**WRITTEN PROBLEM**
Identify the lines that contain the string "title" and copy all of them.

* BEGIN INPUT FOR THIS TASK *

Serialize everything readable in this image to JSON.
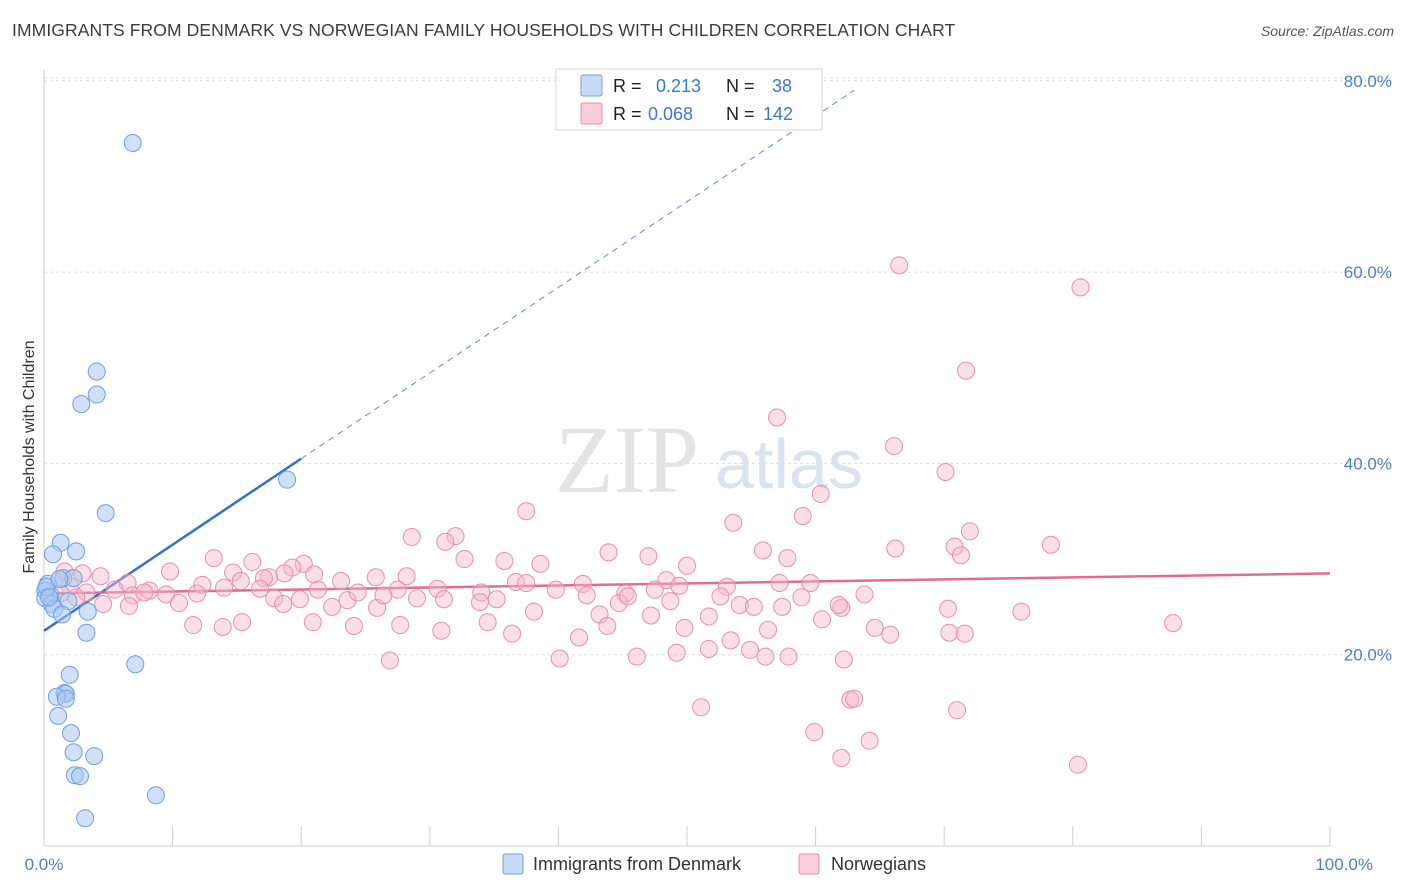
{
  "title": "IMMIGRANTS FROM DENMARK VS NORWEGIAN FAMILY HOUSEHOLDS WITH CHILDREN CORRELATION CHART",
  "source": "Source: ZipAtlas.com",
  "watermark": {
    "zip": "ZIP",
    "atlas": "atlas"
  },
  "colors": {
    "blue": "#a9c8f0",
    "blue_stroke": "#6fa0df",
    "blue_line": "#2f72d1",
    "pink": "#f5b8cc",
    "pink_stroke": "#e88fac",
    "pink_line": "#e46a96",
    "axis_label_blue": "#4a7fd1",
    "grid": "#dddddd"
  },
  "legend": {
    "rows": [
      {
        "r_label": "R =",
        "r_value": "0.213",
        "n_label": "N =",
        "n_value": "38"
      },
      {
        "r_label": "R =",
        "r_value": "0.068",
        "n_label": "N =",
        "n_value": "142"
      }
    ]
  },
  "bottom_legend": [
    "Immigrants from Denmark",
    "Norwegians"
  ],
  "chart_data": {
    "type": "scatter",
    "title": "IMMIGRANTS FROM DENMARK VS NORWEGIAN FAMILY HOUSEHOLDS WITH CHILDREN CORRELATION CHART",
    "xlabel": "",
    "ylabel": "Family Households with Children",
    "xlim": [
      0,
      100
    ],
    "ylim": [
      0,
      84
    ],
    "x_tick_labels": [
      "0.0%",
      "100.0%"
    ],
    "y_ticks": [
      20,
      40,
      60,
      80
    ],
    "y_tick_labels": [
      "20.0%",
      "40.0%",
      "60.0%",
      "80.0%"
    ],
    "series": [
      {
        "name": "Immigrants from Denmark",
        "r": 0.213,
        "n": 38,
        "trend": {
          "x0": 0,
          "y0": 22.5,
          "x1": 20,
          "y1": 40.5,
          "dash_to_x": 63,
          "dash_to_y": 79
        },
        "points": [
          [
            6.9,
            73.5
          ],
          [
            4.1,
            49.6
          ],
          [
            4.1,
            47.2
          ],
          [
            2.9,
            46.2
          ],
          [
            18.9,
            38.3
          ],
          [
            4.8,
            34.8
          ],
          [
            1.3,
            31.7
          ],
          [
            2.5,
            30.8
          ],
          [
            0.7,
            30.5
          ],
          [
            1.5,
            28.0
          ],
          [
            2.3,
            28.0
          ],
          [
            0.3,
            27.4
          ],
          [
            0.5,
            26.2
          ],
          [
            0.1,
            26.7
          ],
          [
            0.1,
            25.9
          ],
          [
            0.6,
            25.3
          ],
          [
            1.9,
            25.6
          ],
          [
            0.8,
            24.8
          ],
          [
            3.4,
            24.5
          ],
          [
            1.4,
            24.2
          ],
          [
            3.3,
            22.3
          ],
          [
            7.1,
            19.0
          ],
          [
            2.0,
            17.9
          ],
          [
            1.6,
            16.0
          ],
          [
            1.7,
            15.9
          ],
          [
            1.0,
            15.6
          ],
          [
            1.7,
            15.4
          ],
          [
            1.1,
            13.6
          ],
          [
            2.1,
            11.8
          ],
          [
            2.3,
            9.8
          ],
          [
            3.9,
            9.4
          ],
          [
            2.4,
            7.4
          ],
          [
            2.8,
            7.3
          ],
          [
            8.7,
            5.3
          ],
          [
            3.2,
            2.9
          ],
          [
            0.2,
            27.1
          ],
          [
            1.2,
            27.9
          ],
          [
            0.4,
            26.0
          ]
        ]
      },
      {
        "name": "Norwegians",
        "r": 0.068,
        "n": 142,
        "trend": {
          "x0": 0,
          "y0": 26.4,
          "x1": 100,
          "y1": 28.5
        },
        "points": [
          [
            66.5,
            60.7
          ],
          [
            80.6,
            58.4
          ],
          [
            71.7,
            49.7
          ],
          [
            57.0,
            44.8
          ],
          [
            66.1,
            41.8
          ],
          [
            70.1,
            39.1
          ],
          [
            60.4,
            36.8
          ],
          [
            37.5,
            35.0
          ],
          [
            59.0,
            34.5
          ],
          [
            53.6,
            33.8
          ],
          [
            72.0,
            32.9
          ],
          [
            32.0,
            32.4
          ],
          [
            28.6,
            32.3
          ],
          [
            31.2,
            31.8
          ],
          [
            78.3,
            31.5
          ],
          [
            70.8,
            31.3
          ],
          [
            66.2,
            31.1
          ],
          [
            55.9,
            30.9
          ],
          [
            43.9,
            30.7
          ],
          [
            71.3,
            30.4
          ],
          [
            47.0,
            30.3
          ],
          [
            13.2,
            30.1
          ],
          [
            57.8,
            30.1
          ],
          [
            32.7,
            30.0
          ],
          [
            35.8,
            29.8
          ],
          [
            20.2,
            29.5
          ],
          [
            16.2,
            29.7
          ],
          [
            38.6,
            29.5
          ],
          [
            50.0,
            29.3
          ],
          [
            19.3,
            29.1
          ],
          [
            14.7,
            28.6
          ],
          [
            18.7,
            28.5
          ],
          [
            1.6,
            28.7
          ],
          [
            3.0,
            28.5
          ],
          [
            4.4,
            28.2
          ],
          [
            9.8,
            28.7
          ],
          [
            17.5,
            28.1
          ],
          [
            28.2,
            28.2
          ],
          [
            21.0,
            28.4
          ],
          [
            17.1,
            28.0
          ],
          [
            15.3,
            27.7
          ],
          [
            25.8,
            28.1
          ],
          [
            36.7,
            27.6
          ],
          [
            48.4,
            27.8
          ],
          [
            23.1,
            27.7
          ],
          [
            57.2,
            27.5
          ],
          [
            41.9,
            27.4
          ],
          [
            49.4,
            27.2
          ],
          [
            53.1,
            27.1
          ],
          [
            59.6,
            27.5
          ],
          [
            12.3,
            27.3
          ],
          [
            6.5,
            27.5
          ],
          [
            14.0,
            27.0
          ],
          [
            16.8,
            26.9
          ],
          [
            21.3,
            26.8
          ],
          [
            27.5,
            26.8
          ],
          [
            30.6,
            26.9
          ],
          [
            39.8,
            26.8
          ],
          [
            34.0,
            26.5
          ],
          [
            5.5,
            26.8
          ],
          [
            8.2,
            26.7
          ],
          [
            11.9,
            26.4
          ],
          [
            9.5,
            26.3
          ],
          [
            6.9,
            26.2
          ],
          [
            3.3,
            26.5
          ],
          [
            42.2,
            26.2
          ],
          [
            45.2,
            26.4
          ],
          [
            52.6,
            26.1
          ],
          [
            58.9,
            26.0
          ],
          [
            63.8,
            26.3
          ],
          [
            2.5,
            26.0
          ],
          [
            17.9,
            25.9
          ],
          [
            23.6,
            25.7
          ],
          [
            31.1,
            25.8
          ],
          [
            33.9,
            25.5
          ],
          [
            44.7,
            25.4
          ],
          [
            48.7,
            25.6
          ],
          [
            54.1,
            25.2
          ],
          [
            57.4,
            25.0
          ],
          [
            62.0,
            24.9
          ],
          [
            70.3,
            24.8
          ],
          [
            4.6,
            25.3
          ],
          [
            6.6,
            25.1
          ],
          [
            10.5,
            25.4
          ],
          [
            22.4,
            25.0
          ],
          [
            25.9,
            24.9
          ],
          [
            38.1,
            24.5
          ],
          [
            43.2,
            24.2
          ],
          [
            47.2,
            24.1
          ],
          [
            51.7,
            24.0
          ],
          [
            60.5,
            23.7
          ],
          [
            76.0,
            24.5
          ],
          [
            87.8,
            23.3
          ],
          [
            11.6,
            23.1
          ],
          [
            15.4,
            23.4
          ],
          [
            20.9,
            23.4
          ],
          [
            24.1,
            23.0
          ],
          [
            27.7,
            23.1
          ],
          [
            34.5,
            23.4
          ],
          [
            43.8,
            23.0
          ],
          [
            49.8,
            22.8
          ],
          [
            56.3,
            22.6
          ],
          [
            64.6,
            22.8
          ],
          [
            70.4,
            22.3
          ],
          [
            71.6,
            22.2
          ],
          [
            13.9,
            22.9
          ],
          [
            30.9,
            22.5
          ],
          [
            36.4,
            22.2
          ],
          [
            41.6,
            21.8
          ],
          [
            53.4,
            21.5
          ],
          [
            65.8,
            22.1
          ],
          [
            51.7,
            20.6
          ],
          [
            54.9,
            20.5
          ],
          [
            57.9,
            19.8
          ],
          [
            49.2,
            20.2
          ],
          [
            46.1,
            19.8
          ],
          [
            40.1,
            19.6
          ],
          [
            62.2,
            19.5
          ],
          [
            56.1,
            19.8
          ],
          [
            26.9,
            19.4
          ],
          [
            62.7,
            15.3
          ],
          [
            51.1,
            14.5
          ],
          [
            71.0,
            14.2
          ],
          [
            59.9,
            11.9
          ],
          [
            64.2,
            11.0
          ],
          [
            62.0,
            9.2
          ],
          [
            80.4,
            8.5
          ],
          [
            63.0,
            15.4
          ],
          [
            2.0,
            27.2
          ],
          [
            1.3,
            26.4
          ],
          [
            7.8,
            26.5
          ],
          [
            19.9,
            25.8
          ],
          [
            29.0,
            25.9
          ],
          [
            35.2,
            25.8
          ],
          [
            37.5,
            27.5
          ],
          [
            47.5,
            26.8
          ],
          [
            55.2,
            25.0
          ],
          [
            61.8,
            25.2
          ],
          [
            18.6,
            25.3
          ],
          [
            45.4,
            26.1
          ],
          [
            24.4,
            26.5
          ],
          [
            26.4,
            26.2
          ]
        ]
      }
    ]
  }
}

* END INPUT FOR THIS TASK *

**ANSWER TO THIS TASK**
  "title": "IMMIGRANTS FROM DENMARK VS NORWEGIAN FAMILY HOUSEHOLDS WITH CHILDREN CORRELATION CHART",
    "title": "IMMIGRANTS FROM DENMARK VS NORWEGIAN FAMILY HOUSEHOLDS WITH CHILDREN CORRELATION CHART",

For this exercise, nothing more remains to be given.